Figure record extracts:
++++++++++

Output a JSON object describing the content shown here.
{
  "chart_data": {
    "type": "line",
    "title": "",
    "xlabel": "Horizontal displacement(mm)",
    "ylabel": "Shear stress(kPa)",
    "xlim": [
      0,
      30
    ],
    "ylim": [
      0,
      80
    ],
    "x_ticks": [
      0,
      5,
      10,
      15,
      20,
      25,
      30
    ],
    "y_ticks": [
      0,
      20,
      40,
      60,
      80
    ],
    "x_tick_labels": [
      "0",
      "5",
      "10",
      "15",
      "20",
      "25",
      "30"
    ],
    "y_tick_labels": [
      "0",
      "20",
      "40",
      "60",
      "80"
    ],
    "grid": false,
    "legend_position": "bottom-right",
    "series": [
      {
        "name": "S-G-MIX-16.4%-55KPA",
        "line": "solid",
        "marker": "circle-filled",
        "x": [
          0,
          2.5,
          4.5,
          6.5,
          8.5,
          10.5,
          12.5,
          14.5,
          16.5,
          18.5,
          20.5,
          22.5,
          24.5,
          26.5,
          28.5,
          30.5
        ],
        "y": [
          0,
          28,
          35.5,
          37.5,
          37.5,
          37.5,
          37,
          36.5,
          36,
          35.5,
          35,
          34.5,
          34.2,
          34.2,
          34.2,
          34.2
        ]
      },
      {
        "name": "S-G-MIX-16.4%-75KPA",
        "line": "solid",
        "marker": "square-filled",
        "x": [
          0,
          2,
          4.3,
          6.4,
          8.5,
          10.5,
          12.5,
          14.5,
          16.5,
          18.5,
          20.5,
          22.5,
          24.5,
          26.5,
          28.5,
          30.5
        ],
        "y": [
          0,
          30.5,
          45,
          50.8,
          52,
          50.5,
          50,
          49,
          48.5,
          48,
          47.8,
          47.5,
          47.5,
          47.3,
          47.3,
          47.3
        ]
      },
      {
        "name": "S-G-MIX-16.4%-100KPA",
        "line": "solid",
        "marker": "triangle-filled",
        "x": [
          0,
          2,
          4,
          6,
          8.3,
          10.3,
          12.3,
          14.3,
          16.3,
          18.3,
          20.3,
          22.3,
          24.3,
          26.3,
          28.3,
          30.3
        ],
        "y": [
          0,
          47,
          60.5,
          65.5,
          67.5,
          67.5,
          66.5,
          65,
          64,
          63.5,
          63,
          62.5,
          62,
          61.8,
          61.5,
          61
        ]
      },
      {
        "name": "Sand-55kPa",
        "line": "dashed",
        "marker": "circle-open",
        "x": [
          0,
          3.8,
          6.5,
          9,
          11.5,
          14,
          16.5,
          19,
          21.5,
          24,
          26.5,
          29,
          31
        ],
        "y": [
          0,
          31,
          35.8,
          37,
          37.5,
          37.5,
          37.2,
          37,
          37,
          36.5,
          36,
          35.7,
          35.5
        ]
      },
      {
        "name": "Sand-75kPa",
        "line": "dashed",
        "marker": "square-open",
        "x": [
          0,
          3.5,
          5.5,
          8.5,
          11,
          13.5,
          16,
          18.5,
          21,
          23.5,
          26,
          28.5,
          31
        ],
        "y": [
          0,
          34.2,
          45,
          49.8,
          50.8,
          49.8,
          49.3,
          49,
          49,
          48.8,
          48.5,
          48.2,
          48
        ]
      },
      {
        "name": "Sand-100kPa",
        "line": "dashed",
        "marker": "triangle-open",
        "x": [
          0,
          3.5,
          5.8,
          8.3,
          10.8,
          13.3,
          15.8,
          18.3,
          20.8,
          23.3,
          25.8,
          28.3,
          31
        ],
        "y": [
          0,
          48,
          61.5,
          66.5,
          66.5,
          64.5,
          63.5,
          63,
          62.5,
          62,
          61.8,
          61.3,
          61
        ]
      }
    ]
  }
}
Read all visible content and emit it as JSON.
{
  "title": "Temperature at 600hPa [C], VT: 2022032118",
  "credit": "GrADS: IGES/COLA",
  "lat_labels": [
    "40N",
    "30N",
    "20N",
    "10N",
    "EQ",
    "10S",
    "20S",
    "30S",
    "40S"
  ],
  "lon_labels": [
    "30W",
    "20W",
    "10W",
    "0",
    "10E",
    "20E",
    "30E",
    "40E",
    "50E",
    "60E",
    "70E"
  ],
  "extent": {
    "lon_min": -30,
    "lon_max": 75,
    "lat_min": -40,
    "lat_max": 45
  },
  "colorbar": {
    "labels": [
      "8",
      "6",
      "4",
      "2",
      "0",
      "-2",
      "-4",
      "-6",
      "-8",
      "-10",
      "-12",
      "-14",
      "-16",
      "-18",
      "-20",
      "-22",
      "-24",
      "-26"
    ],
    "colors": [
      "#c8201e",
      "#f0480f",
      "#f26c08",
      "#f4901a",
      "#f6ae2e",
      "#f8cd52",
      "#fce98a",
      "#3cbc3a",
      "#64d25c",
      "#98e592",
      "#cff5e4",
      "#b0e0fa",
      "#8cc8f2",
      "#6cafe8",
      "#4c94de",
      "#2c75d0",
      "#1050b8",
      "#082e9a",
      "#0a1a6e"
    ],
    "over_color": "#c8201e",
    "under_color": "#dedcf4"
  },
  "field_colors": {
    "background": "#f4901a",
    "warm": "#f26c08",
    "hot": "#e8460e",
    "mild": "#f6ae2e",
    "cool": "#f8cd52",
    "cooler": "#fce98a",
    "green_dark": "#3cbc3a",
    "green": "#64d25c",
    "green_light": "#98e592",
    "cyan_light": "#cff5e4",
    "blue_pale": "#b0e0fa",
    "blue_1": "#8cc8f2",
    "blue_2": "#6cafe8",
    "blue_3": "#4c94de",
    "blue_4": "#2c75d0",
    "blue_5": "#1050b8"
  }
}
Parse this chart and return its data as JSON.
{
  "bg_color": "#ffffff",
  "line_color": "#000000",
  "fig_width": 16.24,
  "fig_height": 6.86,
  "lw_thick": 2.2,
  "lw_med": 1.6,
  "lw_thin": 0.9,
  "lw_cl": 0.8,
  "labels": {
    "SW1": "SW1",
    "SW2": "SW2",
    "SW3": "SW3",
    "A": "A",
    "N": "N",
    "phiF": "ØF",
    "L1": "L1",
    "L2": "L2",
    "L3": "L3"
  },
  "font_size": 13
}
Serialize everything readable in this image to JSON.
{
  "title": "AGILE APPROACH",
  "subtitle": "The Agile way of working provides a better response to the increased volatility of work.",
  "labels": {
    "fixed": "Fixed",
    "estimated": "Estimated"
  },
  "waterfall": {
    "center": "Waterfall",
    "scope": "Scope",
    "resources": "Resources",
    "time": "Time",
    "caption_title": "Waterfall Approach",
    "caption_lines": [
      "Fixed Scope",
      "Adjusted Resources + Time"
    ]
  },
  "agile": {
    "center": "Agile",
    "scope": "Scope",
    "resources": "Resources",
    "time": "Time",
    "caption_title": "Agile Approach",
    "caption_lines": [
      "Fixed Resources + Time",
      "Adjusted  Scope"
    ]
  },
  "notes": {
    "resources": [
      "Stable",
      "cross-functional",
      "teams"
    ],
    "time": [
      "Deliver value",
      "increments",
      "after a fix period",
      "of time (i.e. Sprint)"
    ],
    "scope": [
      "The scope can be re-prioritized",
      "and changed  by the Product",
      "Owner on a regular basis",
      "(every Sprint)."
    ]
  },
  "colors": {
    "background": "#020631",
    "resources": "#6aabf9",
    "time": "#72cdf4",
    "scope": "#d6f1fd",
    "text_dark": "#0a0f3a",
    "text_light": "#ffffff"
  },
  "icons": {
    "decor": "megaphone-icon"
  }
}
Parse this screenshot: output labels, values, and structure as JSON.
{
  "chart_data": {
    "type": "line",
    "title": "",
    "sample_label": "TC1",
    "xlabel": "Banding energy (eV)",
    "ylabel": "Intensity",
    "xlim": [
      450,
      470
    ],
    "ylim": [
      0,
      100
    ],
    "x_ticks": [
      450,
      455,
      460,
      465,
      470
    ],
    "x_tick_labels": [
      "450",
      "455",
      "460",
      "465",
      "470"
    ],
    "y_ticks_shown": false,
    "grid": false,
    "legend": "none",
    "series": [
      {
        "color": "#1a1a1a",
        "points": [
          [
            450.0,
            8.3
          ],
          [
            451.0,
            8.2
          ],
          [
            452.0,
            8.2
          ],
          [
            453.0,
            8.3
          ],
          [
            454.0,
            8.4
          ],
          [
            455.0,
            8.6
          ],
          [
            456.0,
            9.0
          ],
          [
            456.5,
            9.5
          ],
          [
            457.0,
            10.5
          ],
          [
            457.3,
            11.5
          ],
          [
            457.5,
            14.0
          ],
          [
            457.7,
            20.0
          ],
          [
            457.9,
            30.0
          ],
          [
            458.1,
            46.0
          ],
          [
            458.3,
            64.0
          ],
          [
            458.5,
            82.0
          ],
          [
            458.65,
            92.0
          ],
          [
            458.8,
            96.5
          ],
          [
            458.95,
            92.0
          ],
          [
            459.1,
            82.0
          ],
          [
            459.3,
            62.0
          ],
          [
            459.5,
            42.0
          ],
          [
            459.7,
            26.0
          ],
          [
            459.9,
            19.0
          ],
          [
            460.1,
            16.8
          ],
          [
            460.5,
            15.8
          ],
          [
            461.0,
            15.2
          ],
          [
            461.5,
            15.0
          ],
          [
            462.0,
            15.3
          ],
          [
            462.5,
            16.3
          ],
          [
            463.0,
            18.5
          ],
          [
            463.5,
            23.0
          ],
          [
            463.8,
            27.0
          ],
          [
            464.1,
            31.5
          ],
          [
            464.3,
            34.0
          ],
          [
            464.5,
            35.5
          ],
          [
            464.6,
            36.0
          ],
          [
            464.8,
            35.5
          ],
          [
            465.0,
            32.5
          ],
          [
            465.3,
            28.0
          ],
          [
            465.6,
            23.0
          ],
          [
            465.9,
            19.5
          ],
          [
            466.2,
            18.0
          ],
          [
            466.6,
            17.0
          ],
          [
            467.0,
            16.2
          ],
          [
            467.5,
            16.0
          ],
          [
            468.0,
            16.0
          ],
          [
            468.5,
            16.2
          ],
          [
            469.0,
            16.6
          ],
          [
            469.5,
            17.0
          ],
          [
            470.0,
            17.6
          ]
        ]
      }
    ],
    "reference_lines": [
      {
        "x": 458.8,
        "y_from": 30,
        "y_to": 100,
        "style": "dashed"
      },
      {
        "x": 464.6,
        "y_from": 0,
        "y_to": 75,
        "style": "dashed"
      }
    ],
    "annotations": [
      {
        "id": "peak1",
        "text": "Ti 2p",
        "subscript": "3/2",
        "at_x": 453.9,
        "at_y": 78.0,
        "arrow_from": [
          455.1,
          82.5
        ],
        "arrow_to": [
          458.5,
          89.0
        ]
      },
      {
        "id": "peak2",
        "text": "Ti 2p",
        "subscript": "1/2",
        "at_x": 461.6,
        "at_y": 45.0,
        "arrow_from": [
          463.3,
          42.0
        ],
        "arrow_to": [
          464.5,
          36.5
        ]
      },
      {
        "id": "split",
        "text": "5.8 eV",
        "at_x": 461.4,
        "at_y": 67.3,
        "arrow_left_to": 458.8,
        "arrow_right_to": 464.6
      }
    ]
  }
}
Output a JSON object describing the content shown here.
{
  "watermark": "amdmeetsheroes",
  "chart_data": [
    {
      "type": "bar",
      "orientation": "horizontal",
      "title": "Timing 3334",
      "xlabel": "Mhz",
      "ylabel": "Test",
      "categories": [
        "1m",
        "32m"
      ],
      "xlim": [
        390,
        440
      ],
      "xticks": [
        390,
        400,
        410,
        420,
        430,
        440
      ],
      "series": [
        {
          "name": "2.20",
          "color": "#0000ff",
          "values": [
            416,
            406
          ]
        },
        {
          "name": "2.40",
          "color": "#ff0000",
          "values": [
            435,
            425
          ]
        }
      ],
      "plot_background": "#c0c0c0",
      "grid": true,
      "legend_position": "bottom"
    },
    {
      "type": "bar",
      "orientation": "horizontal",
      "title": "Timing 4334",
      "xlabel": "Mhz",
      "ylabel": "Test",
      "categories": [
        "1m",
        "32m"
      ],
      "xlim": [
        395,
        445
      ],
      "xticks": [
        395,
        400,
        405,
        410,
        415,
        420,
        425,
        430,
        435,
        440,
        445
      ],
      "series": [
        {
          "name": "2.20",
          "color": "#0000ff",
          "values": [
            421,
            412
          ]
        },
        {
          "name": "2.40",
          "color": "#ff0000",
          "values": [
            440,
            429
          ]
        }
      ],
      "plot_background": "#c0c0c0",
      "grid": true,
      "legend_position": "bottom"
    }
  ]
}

++++++++++

Goal ->
Look above for lines with the word "triangle" and copy them all.

Exercise solution ->
        "marker": "triangle-filled",
        "marker": "triangle-open",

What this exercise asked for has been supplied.